> _WHAT YOU NEED TO DO_
Reproduce every line in the listing that contains the word "선단각은".

> _DATASET_
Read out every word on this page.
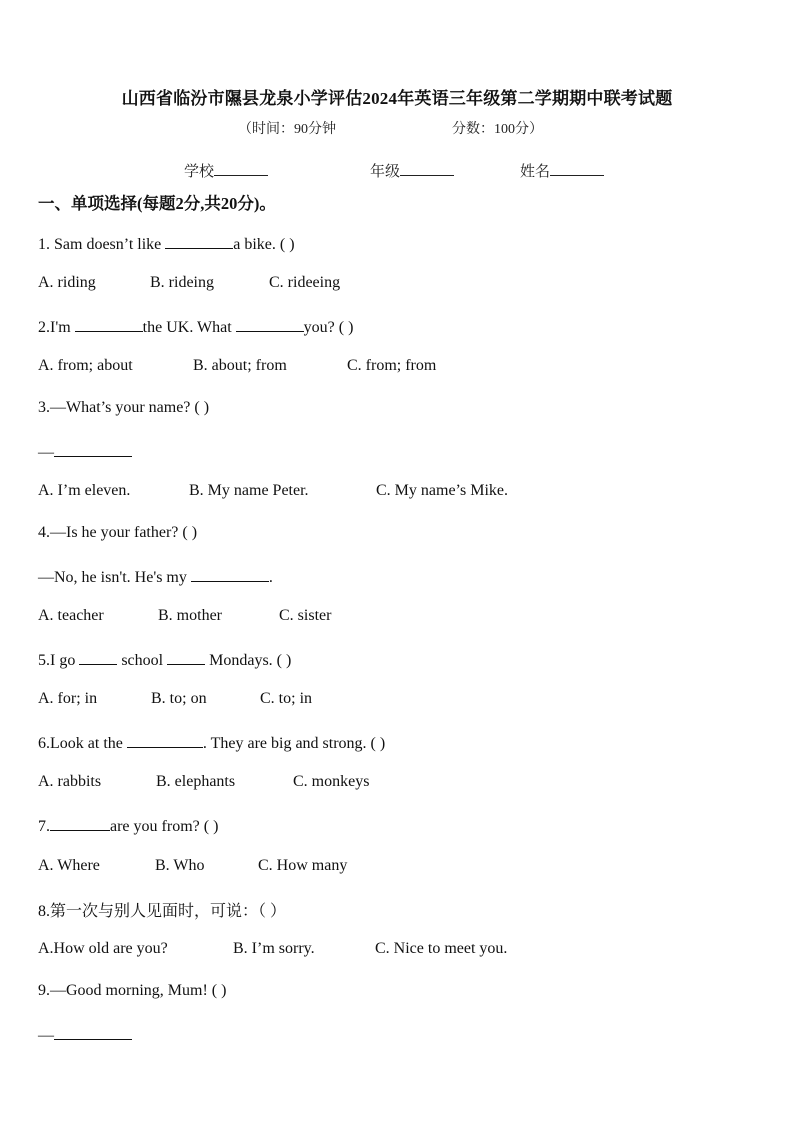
山西省临汾市隰县龙泉小学评估2024年英语三年级第二学期期中联考试题
（时间：90分钟	分数：100分）
学校	年级	姓名
一、单项选择(每题2分,共20分)。
1. Sam doesn’t like	a bike. ( )
A. riding	B. rideing	C. rideeing
2.I'm	the UK. What	you? ( )
A. from; about	B. about; from	C. from; from
3.—What’s your name? ( )
—
A. I’m eleven.	B. My name Peter.	C. My name’s Mike.
4.—Is he your father? ( )
—No, he isn't. He's my	.
A. teacher	B. mother	C. sister
5.I go  school  Mondays. ( )
A. for; in	B. to; on	C. to; in
6.Look at the	. They are big and strong. ( )
A. rabbits	B. elephants	C. monkeys
7.	are you from? ( )
A. Where	B. Who	C. How many
8.第一次与别人见面时，可说：（ ）
A.How old are you?	B. I’m sorry.	C. Nice to meet you.
9.—Good morning, Mum! ( )
—
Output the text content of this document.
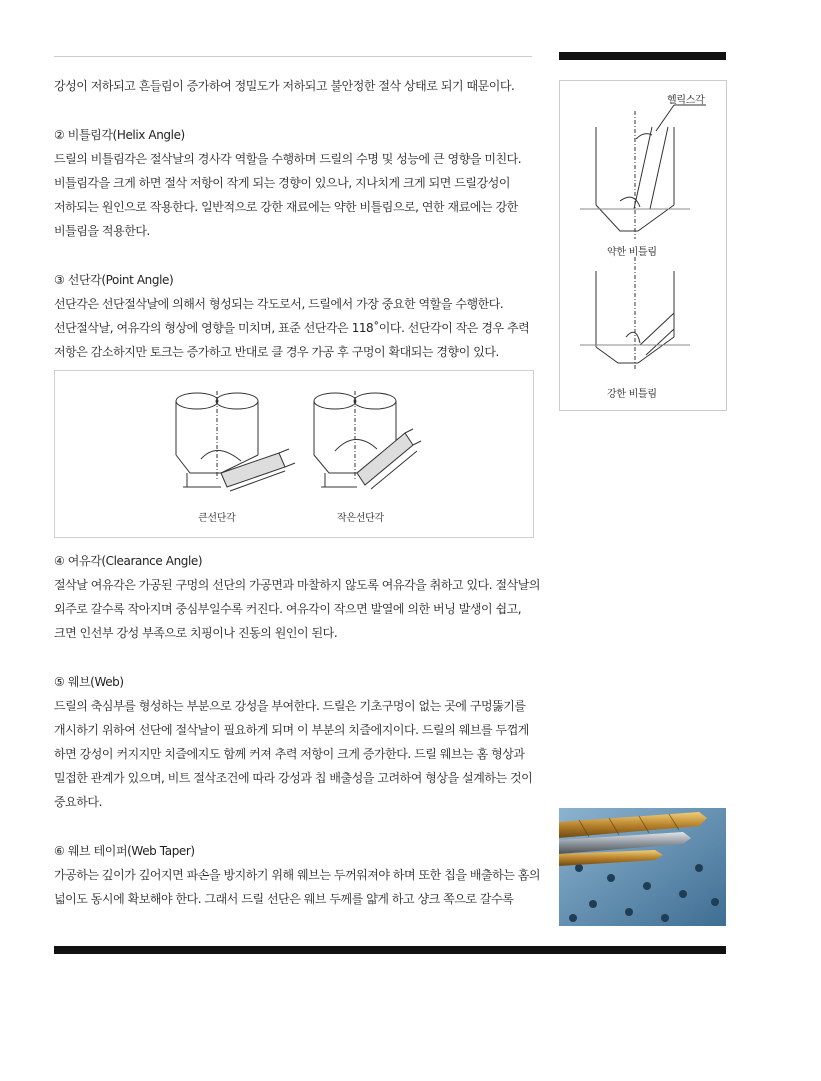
강성이 저하되고 흔들림이 증가하여 정밀도가 저하되고 불안정한 절삭 상태로 되기 때문이다.

② 비틀림각(Helix Angle)

드릴의 비틀림각은 절삭날의 경사각 역할을 수행하며 드릴의 수명 및 성능에 큰 영향을 미친다.

비틀림각을 크게 하면 절삭 저항이 작게 되는 경향이 있으나, 지나치게 크게 되면 드릴강성이

저하되는 원인으로 작용한다. 일반적으로 강한 재료에는 약한 비틀림으로, 연한 재료에는 강한

비틀림을 적용한다.

③ 선단각(Point Angle)

선단각은 선단절삭날에 의해서 형성되는 각도로서, 드릴에서 가장 중요한 역할을 수행한다.

선단절삭날, 여유각의 형상에 영향을 미치며, 표준 선단각은 118˚이다. 선단각이 작은 경우 추력

저항은 감소하지만 토크는 증가하고 반대로 클 경우 가공 후 구멍이 확대되는 경향이 있다.

큰선단각	작은선단각

④ 여유각(Clearance Angle)

절삭날 여유각은 가공된 구멍의 선단의 가공면과 마찰하지 않도록 여유각을 취하고 있다. 절삭날의

외주로 갈수록 작아지며 중심부일수록 커진다. 여유각이 작으면 발열에 의한 버닝 발생이 쉽고,

크면 인선부 강성 부족으로 치핑이나 진동의 원인이 된다.

⑤ 웨브(Web)

드릴의 축심부를 형성하는 부분으로 강성을 부여한다. 드릴은 기초구멍이 없는 곳에 구멍뚫기를

개시하기 위하여 선단에 절삭날이 필요하게 되며 이 부분의 치즐에지이다. 드릴의 웨브를 두껍게

하면 강성이 커지지만 치즐에지도 함께 커져 추력 저항이 크게 증가한다. 드릴 웨브는 홈 형상과

밀접한 관계가 있으며, 비트 절삭조건에 따라 강성과 칩 배출성을 고려하여 형상을 설계하는 것이

중요하다.

⑥ 웨브 테이퍼(Web Taper)

가공하는 깊이가 깊어지면 파손을 방지하기 위해 웨브는 두꺼워져야 하며 또한 칩을 배출하는 홈의

넓이도 동시에 확보해야 한다. 그래서 드릴 선단은 웨브 두께를 얇게 하고 샹크 쪽으로 갈수록

헬릭스각
약한 비틀림
강한 비틀림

> _FINISHED TASK_
선단각은 선단절삭날에 의해서 형성되는 각도로서, 드릴에서 가장 중요한 역할을 수행한다.
선단절삭날, 여유각의 형상에 영향을 미치며, 표준 선단각은 118˚이다. 선단각이 작은 경우 추력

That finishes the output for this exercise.